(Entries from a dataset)
"""
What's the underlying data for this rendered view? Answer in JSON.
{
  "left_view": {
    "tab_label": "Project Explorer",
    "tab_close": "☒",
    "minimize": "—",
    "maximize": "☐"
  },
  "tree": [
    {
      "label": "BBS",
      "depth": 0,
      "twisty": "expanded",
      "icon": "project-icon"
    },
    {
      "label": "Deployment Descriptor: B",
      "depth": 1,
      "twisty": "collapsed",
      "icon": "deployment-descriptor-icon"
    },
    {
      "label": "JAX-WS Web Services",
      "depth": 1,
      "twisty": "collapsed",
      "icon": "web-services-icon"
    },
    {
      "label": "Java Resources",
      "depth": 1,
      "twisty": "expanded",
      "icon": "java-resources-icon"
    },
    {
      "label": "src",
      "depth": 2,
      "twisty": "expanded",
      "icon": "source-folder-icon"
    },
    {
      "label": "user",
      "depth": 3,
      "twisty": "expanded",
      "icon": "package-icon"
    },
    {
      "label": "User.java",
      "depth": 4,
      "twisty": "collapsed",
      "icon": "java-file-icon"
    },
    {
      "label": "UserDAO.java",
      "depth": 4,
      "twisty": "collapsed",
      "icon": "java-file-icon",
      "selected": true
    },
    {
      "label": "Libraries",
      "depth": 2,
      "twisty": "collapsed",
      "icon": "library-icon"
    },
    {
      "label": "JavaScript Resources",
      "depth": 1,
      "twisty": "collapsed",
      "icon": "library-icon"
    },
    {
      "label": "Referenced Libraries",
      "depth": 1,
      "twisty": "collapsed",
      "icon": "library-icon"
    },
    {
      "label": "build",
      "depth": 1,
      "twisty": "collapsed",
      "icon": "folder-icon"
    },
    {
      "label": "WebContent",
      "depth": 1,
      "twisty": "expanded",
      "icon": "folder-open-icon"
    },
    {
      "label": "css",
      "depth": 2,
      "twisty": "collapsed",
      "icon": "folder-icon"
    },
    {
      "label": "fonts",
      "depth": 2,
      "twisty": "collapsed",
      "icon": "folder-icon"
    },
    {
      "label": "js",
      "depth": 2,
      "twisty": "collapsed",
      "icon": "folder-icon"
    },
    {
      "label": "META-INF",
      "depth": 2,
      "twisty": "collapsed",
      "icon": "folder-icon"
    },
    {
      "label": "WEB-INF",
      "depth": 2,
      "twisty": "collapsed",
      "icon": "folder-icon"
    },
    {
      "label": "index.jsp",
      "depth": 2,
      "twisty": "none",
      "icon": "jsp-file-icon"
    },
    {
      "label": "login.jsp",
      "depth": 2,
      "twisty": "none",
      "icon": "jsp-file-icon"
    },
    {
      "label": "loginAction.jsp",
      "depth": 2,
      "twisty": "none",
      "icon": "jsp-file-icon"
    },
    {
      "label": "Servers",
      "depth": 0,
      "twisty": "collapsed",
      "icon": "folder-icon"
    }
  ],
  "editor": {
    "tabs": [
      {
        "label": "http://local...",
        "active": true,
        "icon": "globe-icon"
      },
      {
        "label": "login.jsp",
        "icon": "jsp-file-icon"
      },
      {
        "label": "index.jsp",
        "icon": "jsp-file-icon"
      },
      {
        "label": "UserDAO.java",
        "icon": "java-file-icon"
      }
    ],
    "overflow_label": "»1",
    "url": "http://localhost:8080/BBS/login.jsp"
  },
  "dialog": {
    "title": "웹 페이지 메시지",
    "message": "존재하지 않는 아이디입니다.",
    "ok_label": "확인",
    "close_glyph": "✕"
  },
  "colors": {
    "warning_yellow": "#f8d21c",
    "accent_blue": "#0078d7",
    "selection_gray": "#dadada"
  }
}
"""
__GIVEN REQUEST__: Extract all lines of the records above that include "Libraries".

__EXERCISE RESPONSE__:
      "label": "Libraries",
      "label": "Referenced Libraries",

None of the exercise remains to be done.